What you should do: Collect all lines from the listing that include the string "https".
>> Start Items
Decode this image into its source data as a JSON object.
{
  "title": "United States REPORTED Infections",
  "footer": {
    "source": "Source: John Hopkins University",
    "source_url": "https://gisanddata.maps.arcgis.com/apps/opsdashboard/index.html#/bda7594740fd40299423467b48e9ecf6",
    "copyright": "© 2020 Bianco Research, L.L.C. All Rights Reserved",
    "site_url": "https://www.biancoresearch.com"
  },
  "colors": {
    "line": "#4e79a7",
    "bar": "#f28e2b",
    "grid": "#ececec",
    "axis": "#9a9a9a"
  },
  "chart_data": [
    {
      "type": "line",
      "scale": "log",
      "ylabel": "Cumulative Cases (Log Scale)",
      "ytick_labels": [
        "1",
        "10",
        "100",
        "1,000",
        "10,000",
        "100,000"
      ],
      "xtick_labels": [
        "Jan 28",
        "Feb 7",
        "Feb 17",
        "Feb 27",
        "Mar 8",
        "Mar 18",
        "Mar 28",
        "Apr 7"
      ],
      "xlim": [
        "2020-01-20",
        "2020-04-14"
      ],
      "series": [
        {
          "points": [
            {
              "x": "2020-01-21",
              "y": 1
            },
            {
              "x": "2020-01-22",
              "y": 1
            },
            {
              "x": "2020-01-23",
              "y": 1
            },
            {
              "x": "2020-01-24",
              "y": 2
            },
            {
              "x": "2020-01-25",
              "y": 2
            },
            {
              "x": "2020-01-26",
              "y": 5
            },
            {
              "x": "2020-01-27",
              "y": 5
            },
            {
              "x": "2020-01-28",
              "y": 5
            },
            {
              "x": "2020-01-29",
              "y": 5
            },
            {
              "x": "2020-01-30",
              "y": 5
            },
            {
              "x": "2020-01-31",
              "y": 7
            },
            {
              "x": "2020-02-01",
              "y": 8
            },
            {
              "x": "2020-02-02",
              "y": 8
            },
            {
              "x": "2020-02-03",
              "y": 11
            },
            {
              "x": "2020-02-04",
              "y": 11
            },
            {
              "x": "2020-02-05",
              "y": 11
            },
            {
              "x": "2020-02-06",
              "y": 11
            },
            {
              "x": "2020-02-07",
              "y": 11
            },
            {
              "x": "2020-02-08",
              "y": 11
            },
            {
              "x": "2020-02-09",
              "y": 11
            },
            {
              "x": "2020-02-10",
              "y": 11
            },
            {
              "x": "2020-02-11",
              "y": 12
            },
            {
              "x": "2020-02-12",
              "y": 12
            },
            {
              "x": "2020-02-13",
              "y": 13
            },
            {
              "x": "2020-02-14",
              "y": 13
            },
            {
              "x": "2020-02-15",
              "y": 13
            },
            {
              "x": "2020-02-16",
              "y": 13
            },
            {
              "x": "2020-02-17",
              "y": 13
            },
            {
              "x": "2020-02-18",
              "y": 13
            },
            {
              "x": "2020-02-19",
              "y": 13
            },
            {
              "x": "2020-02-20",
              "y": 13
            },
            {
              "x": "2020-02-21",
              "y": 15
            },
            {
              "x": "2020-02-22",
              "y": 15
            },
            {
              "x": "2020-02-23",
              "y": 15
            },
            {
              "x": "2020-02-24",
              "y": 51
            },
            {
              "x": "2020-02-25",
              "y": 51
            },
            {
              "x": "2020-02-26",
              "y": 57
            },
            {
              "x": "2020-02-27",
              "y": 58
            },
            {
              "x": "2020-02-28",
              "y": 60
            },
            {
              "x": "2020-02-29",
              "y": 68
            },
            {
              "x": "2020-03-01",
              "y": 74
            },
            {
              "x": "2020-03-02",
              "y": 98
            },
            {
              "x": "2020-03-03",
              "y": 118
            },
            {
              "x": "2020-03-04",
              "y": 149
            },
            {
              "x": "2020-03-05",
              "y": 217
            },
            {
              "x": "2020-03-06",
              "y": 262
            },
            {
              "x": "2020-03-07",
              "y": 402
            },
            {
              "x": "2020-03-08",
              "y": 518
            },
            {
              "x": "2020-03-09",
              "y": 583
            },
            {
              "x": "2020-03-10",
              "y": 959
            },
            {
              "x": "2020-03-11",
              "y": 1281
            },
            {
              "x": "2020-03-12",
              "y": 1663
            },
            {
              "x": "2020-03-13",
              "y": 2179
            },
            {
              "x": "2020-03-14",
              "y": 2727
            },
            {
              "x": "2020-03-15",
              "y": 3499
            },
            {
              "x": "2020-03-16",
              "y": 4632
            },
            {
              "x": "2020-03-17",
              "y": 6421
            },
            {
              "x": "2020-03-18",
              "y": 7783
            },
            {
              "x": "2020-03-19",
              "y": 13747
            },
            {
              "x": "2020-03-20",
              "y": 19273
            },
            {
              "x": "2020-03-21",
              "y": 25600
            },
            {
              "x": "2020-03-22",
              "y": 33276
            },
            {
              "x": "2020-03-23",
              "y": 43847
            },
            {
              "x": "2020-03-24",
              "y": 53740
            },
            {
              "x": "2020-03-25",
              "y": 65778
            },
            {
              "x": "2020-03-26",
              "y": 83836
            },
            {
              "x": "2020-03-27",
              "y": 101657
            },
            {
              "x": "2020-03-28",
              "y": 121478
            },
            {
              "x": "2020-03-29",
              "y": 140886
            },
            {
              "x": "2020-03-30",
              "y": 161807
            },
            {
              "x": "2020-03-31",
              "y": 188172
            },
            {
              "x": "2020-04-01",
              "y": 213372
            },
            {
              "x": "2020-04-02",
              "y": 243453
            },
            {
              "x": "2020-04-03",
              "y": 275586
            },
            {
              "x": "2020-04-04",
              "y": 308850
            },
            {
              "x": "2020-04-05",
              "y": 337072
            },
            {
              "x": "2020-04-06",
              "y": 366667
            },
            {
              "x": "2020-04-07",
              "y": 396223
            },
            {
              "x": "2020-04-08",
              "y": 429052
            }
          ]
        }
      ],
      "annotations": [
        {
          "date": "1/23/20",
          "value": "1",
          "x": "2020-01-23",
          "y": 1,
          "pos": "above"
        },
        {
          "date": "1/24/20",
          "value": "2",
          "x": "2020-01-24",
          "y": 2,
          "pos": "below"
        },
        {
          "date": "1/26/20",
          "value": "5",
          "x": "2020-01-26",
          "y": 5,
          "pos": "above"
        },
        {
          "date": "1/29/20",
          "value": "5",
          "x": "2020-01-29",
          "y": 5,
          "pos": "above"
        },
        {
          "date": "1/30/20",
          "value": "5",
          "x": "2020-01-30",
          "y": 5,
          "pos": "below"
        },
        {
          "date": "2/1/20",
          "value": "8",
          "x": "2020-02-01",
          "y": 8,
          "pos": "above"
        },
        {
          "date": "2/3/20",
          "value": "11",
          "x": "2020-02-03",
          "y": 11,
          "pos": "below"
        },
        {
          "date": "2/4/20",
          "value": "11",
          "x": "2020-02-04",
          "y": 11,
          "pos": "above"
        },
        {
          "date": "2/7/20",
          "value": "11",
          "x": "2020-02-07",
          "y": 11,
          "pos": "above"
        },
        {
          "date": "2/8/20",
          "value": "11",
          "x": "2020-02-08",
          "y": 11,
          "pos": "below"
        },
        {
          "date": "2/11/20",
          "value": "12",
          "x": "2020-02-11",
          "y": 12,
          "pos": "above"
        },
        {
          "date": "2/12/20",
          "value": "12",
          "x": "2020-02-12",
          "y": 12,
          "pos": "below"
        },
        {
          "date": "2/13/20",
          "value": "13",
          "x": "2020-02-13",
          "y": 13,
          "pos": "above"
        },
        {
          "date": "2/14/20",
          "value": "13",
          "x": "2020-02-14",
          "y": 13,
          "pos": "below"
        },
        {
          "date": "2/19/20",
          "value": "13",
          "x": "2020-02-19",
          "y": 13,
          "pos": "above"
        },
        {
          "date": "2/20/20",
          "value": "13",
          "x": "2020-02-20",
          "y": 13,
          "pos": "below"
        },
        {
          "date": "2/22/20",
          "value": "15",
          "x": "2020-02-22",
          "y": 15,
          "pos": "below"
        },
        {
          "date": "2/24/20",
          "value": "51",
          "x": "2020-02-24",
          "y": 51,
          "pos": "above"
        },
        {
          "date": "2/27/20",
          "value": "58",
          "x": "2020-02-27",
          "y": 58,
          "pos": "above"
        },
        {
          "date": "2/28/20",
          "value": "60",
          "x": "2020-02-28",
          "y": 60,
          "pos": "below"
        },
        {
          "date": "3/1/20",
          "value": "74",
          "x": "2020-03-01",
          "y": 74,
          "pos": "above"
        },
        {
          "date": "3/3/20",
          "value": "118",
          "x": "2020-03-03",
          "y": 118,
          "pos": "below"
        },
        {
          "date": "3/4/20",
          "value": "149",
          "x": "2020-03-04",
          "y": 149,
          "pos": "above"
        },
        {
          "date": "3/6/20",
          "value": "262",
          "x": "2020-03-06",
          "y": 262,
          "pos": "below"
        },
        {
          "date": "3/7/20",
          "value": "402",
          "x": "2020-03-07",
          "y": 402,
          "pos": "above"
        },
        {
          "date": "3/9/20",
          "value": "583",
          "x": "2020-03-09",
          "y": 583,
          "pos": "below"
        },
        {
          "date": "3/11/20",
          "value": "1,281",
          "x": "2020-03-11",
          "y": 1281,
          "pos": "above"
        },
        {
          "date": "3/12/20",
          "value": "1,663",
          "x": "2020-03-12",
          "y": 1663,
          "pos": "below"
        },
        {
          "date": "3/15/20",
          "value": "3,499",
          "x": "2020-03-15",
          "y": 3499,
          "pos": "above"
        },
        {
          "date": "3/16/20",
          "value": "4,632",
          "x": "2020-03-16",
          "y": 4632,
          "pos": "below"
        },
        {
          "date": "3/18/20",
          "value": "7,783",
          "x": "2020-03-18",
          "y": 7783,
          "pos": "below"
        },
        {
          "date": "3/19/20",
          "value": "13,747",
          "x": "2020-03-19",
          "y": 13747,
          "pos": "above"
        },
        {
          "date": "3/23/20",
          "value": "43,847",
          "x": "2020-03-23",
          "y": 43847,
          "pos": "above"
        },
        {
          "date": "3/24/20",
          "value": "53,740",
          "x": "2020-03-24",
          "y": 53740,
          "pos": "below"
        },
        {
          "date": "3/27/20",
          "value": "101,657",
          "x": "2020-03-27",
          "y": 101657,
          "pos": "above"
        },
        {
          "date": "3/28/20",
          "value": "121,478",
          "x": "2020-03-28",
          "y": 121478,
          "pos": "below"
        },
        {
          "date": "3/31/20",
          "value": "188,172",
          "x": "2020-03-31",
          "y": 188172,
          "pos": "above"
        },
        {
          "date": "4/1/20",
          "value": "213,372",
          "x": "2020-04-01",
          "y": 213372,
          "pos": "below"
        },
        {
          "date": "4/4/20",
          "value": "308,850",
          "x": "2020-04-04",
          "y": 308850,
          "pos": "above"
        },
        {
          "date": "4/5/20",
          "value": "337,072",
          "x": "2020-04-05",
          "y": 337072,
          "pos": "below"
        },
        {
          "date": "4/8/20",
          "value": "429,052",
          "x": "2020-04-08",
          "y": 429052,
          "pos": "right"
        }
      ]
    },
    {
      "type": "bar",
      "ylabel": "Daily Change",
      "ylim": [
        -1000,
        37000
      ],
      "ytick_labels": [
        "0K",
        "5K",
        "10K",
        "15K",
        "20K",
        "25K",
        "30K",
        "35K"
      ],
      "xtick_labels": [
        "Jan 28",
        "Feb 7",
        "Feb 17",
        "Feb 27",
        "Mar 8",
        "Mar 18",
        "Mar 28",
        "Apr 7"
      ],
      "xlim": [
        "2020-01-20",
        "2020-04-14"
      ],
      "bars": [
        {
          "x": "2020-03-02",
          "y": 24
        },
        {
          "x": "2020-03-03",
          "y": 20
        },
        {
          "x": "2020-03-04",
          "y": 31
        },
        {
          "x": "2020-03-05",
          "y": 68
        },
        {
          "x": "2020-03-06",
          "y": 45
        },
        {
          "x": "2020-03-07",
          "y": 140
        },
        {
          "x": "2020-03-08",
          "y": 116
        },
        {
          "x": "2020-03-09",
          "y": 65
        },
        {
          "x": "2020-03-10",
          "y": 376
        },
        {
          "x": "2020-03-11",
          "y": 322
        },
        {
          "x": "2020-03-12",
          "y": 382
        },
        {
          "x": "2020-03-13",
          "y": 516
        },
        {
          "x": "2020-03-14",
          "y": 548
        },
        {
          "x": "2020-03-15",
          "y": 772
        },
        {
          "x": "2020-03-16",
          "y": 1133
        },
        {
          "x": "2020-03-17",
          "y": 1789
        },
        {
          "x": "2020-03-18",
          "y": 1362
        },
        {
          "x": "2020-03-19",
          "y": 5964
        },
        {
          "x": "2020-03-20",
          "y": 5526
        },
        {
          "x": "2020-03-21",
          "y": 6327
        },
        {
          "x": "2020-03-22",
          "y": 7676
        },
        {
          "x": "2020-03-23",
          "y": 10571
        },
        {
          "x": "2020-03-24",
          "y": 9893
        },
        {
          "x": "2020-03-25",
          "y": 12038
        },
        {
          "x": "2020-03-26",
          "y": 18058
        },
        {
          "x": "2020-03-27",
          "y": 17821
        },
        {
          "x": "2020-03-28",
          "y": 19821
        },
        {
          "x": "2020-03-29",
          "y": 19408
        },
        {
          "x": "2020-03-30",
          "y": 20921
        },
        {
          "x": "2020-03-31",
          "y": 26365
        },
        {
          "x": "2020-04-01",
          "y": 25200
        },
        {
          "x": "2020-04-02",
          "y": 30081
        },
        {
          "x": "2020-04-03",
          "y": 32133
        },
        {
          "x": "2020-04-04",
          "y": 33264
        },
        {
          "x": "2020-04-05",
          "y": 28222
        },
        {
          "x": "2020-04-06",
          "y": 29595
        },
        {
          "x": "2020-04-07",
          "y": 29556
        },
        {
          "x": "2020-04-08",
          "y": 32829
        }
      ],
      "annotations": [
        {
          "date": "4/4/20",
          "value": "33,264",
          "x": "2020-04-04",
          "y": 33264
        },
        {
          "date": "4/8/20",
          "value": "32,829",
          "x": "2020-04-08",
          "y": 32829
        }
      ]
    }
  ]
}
>> End Items
Reply:
    "source_url": "https://gisanddata.maps.arcgis.com/apps/opsdashboard/index.html#/bda7594740fd40299423467b48e9ecf6",
    "site_url": "https://www.biancoresearch.com"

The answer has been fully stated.